Exercise requirements:
Look through the lines of the material and count those containing "from". Give that count alone.
.....
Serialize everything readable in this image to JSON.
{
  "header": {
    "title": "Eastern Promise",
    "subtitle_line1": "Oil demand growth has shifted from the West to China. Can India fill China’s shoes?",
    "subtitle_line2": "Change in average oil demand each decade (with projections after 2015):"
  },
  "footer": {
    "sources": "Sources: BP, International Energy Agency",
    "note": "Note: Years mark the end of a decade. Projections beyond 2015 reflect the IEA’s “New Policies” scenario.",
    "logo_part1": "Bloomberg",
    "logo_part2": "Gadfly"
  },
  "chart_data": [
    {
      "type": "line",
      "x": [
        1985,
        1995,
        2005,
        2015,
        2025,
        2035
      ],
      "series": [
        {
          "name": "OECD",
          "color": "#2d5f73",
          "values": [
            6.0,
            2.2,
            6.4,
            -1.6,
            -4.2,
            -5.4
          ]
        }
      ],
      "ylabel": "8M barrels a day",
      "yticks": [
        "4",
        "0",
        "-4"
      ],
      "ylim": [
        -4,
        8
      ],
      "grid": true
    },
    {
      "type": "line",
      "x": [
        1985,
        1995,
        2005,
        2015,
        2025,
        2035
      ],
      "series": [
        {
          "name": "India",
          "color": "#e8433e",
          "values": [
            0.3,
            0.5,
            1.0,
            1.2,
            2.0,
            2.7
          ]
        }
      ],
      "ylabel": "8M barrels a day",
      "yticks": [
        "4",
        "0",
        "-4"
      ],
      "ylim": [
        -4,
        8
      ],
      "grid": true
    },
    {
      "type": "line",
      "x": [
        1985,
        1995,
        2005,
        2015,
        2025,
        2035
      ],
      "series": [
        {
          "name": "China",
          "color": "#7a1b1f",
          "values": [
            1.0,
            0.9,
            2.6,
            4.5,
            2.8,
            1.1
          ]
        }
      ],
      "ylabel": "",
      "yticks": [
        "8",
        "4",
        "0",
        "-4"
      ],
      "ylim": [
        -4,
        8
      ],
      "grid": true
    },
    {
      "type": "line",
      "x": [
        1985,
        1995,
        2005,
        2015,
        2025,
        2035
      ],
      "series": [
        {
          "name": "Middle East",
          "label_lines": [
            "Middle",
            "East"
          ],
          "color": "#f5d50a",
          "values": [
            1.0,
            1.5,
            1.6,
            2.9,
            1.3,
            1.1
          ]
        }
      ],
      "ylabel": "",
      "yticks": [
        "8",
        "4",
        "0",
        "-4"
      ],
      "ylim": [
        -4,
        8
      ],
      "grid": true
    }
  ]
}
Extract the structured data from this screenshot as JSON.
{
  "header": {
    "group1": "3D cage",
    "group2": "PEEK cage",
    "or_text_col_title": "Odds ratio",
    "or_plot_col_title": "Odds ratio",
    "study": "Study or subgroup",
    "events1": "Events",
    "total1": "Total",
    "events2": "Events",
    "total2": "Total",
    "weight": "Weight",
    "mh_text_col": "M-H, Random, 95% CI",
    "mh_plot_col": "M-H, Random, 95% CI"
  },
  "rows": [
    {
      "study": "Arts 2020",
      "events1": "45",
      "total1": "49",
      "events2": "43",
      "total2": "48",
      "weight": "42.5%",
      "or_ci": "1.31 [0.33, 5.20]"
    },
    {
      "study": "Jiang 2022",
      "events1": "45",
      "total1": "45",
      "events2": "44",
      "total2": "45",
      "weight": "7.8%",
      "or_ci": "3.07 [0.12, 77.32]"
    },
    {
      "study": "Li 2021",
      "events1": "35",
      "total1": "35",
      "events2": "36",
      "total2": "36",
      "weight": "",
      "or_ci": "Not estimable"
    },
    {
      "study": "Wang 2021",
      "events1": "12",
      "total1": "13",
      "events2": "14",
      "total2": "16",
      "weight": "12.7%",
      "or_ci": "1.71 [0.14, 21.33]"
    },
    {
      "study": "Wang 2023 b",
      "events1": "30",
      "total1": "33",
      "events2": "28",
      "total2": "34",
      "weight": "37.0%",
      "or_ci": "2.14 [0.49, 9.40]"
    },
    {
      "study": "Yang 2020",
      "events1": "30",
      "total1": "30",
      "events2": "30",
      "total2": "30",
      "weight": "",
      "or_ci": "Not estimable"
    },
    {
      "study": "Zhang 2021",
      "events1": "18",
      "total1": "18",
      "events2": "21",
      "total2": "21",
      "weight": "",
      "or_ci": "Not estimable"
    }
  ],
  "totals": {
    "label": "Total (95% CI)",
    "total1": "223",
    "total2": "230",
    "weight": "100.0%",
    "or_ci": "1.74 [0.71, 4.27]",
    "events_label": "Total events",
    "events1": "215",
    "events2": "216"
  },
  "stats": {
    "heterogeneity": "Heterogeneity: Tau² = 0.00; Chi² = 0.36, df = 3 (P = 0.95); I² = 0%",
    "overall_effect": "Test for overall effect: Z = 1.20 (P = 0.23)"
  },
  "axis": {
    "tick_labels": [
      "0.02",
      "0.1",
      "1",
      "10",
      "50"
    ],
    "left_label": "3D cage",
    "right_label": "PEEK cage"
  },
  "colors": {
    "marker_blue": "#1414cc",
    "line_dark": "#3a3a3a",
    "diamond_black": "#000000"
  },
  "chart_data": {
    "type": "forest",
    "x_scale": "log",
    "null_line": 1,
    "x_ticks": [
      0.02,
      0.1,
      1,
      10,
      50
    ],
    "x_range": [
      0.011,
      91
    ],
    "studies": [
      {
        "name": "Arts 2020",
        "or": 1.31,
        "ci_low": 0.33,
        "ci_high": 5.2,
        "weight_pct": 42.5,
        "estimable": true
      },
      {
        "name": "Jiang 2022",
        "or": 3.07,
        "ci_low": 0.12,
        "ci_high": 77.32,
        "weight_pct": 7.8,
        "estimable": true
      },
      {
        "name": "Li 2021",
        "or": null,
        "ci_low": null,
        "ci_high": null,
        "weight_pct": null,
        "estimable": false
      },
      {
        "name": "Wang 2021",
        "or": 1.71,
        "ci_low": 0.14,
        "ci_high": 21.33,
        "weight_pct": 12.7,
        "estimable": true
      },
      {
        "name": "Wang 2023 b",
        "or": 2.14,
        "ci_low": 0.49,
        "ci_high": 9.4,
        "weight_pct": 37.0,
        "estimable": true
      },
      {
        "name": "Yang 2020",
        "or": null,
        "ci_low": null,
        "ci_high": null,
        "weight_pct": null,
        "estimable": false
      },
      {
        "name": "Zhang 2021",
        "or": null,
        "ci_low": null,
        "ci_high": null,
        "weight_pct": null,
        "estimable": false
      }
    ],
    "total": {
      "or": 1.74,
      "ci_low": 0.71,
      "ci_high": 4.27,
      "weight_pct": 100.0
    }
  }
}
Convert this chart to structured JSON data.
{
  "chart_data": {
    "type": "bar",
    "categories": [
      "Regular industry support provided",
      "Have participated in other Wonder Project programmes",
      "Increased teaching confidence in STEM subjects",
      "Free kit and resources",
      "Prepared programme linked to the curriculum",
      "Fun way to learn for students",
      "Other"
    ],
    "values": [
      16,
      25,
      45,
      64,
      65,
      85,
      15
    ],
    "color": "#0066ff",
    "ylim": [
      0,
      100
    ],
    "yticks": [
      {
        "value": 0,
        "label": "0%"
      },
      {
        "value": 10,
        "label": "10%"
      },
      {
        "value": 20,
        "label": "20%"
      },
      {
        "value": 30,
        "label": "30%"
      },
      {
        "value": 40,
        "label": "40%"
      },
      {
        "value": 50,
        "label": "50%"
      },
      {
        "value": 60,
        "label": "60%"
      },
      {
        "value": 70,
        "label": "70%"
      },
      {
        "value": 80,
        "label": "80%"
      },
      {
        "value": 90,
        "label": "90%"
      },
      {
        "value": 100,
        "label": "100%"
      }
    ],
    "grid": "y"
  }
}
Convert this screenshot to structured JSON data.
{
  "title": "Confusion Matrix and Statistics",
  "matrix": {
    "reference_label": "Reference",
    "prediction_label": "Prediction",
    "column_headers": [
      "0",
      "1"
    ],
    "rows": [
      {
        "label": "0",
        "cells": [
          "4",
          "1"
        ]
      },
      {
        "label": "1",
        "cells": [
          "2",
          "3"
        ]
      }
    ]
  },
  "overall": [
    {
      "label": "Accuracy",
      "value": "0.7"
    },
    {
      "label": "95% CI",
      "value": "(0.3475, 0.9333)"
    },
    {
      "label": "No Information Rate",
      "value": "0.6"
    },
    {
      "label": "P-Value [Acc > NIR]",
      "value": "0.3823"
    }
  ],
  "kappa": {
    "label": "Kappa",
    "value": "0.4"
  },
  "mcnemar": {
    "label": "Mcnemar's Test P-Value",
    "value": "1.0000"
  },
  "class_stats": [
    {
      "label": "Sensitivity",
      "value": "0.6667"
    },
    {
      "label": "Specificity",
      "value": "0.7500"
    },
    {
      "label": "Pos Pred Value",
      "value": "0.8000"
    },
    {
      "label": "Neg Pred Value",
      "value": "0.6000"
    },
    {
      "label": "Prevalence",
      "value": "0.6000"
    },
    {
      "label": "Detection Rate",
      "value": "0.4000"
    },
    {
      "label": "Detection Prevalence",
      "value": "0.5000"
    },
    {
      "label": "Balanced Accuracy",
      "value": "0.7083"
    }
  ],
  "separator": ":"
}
.....
Exercise response:
2